Except for the images, repeat the entries below word for word.

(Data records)
----------
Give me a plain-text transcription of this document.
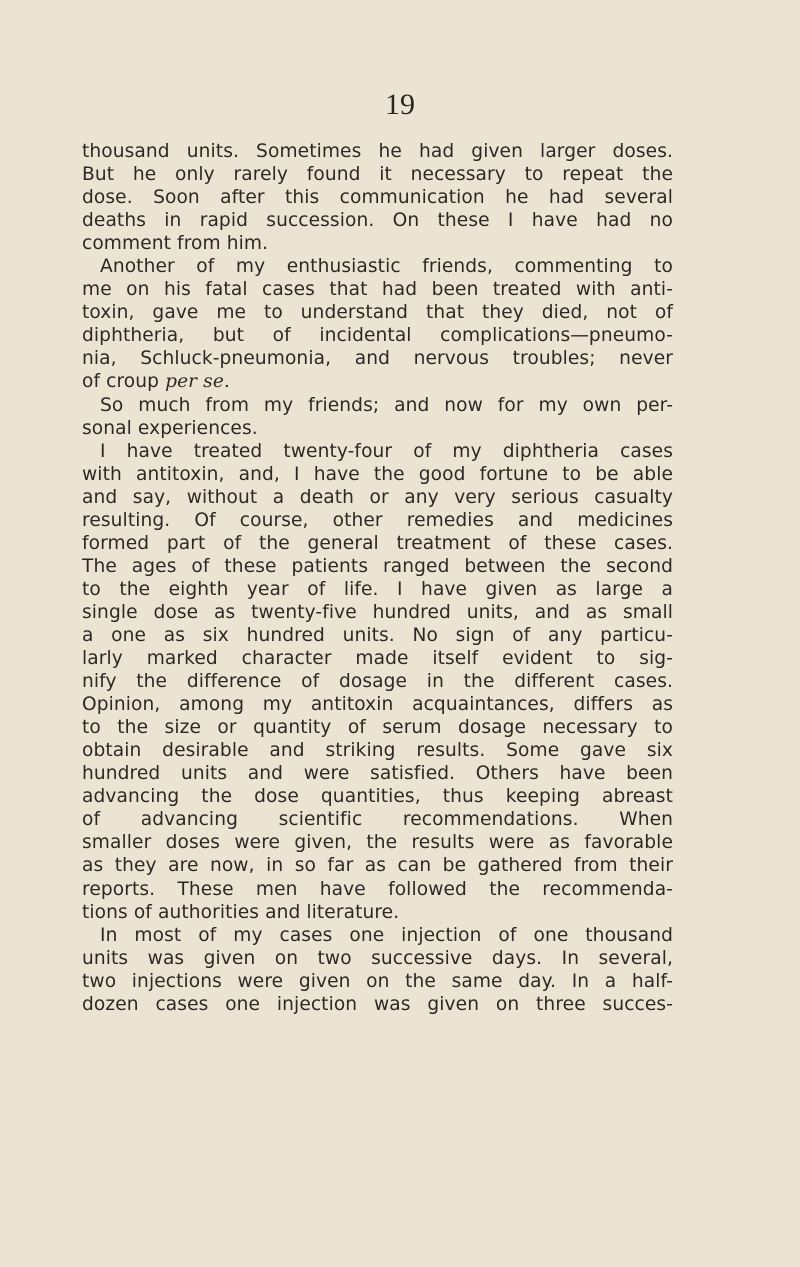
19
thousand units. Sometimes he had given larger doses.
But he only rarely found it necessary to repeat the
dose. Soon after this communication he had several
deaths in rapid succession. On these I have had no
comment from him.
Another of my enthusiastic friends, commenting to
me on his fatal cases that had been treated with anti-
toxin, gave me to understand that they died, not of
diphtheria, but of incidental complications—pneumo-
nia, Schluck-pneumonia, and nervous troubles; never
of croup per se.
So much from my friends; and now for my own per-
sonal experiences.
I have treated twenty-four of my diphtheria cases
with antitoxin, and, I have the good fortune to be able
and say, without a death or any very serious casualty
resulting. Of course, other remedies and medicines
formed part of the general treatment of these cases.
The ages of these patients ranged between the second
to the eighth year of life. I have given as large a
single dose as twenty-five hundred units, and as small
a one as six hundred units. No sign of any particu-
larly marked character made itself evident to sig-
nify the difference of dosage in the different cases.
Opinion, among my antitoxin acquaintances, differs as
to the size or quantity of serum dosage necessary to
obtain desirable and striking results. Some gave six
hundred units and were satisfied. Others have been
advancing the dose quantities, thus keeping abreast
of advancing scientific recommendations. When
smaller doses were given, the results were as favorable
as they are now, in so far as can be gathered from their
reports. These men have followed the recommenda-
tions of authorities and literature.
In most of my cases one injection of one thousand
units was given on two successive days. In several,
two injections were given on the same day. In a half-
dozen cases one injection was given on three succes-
----------
Task output:
Give me a plain-text transcription of this document.
19
thousand units. Sometimes he had given larger doses.
But he only rarely found it necessary to repeat the
dose. Soon after this communication he had several
deaths in rapid succession. On these I have had no
comment from him.
Another of my enthusiastic friends, commenting to
me on his fatal cases that had been treated with anti-
toxin, gave me to understand that they died, not of
diphtheria, but of incidental complications—pneumo-
nia, Schluck-pneumonia, and nervous troubles; never
of croup per se.
So much from my friends; and now for my own per-
sonal experiences.
I have treated twenty-four of my diphtheria cases
with antitoxin, and, I have the good fortune to be able
and say, without a death or any very serious casualty
resulting. Of course, other remedies and medicines
formed part of the general treatment of these cases.
The ages of these patients ranged between the second
to the eighth year of life. I have given as large a
single dose as twenty-five hundred units, and as small
a one as six hundred units. No sign of any particu-
larly marked character made itself evident to sig-
nify the difference of dosage in the different cases.
Opinion, among my antitoxin acquaintances, differs as
to the size or quantity of serum dosage necessary to
obtain desirable and striking results. Some gave six
hundred units and were satisfied. Others have been
advancing the dose quantities, thus keeping abreast
of advancing scientific recommendations. When
smaller doses were given, the results were as favorable
as they are now, in so far as can be gathered from their
reports. These men have followed the recommenda-
tions of authorities and literature.
In most of my cases one injection of one thousand
units was given on two successive days. In several,
two injections were given on the same day. In a half-
dozen cases one injection was given on three succes-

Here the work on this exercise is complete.